## [Task to carry out]
The records should be repeated word for word, pictures excluded.

[Items from a figure collection]
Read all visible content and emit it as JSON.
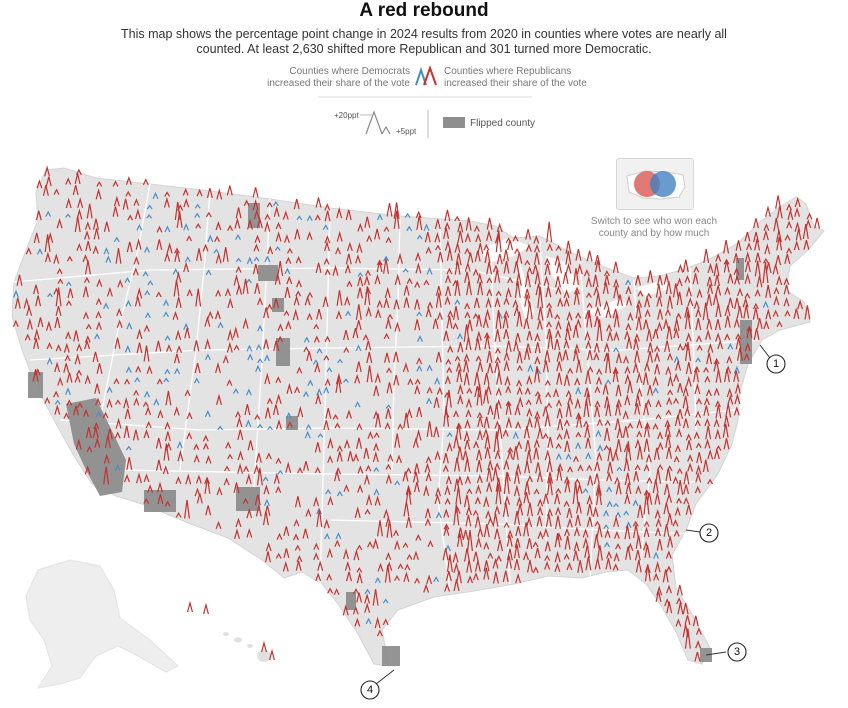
{
  "header": {
    "title": "A red rebound",
    "subtitle": "This map shows the percentage point change in 2024 results from 2020 in counties where votes are nearly all counted. At least 2,630 shifted more Republican and 301 turned more Democratic."
  },
  "legend": {
    "dem_label": "Counties where Democrats increased their share of the vote",
    "rep_label": "Counties where Republicans increased their share of the vote",
    "scale_top": "+20ppt",
    "scale_right": "+5ppt",
    "flipped_label": "Flipped county"
  },
  "toggle": {
    "label": "Switch to see who won each county and by how much"
  },
  "callouts": [
    "1",
    "2",
    "3",
    "4"
  ],
  "colors": {
    "republican": "#c3322f",
    "democrat": "#4a8cc7",
    "land": "#e3e3e3",
    "flipped": "#8e8e8e",
    "state_border": "#ffffff"
  },
  "summary": {
    "counties_shifted_republican": 2630,
    "counties_shifted_democratic": 301
  }
}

## [Answer to the task]
Read all visible content and emit it as JSON.
{
  "header": {
    "title": "A red rebound",
    "subtitle": "This map shows the percentage point change in 2024 results from 2020 in counties where votes are nearly all counted. At least 2,630 shifted more Republican and 301 turned more Democratic."
  },
  "legend": {
    "dem_label": "Counties where Democrats increased their share of the vote",
    "rep_label": "Counties where Republicans increased their share of the vote",
    "scale_top": "+20ppt",
    "scale_right": "+5ppt",
    "flipped_label": "Flipped county"
  },
  "toggle": {
    "label": "Switch to see who won each county and by how much"
  },
  "callouts": [
    "1",
    "2",
    "3",
    "4"
  ],
  "colors": {
    "republican": "#c3322f",
    "democrat": "#4a8cc7",
    "land": "#e3e3e3",
    "flipped": "#8e8e8e",
    "state_border": "#ffffff"
  },
  "summary": {
    "counties_shifted_republican": 2630,
    "counties_shifted_democratic": 301
  }
}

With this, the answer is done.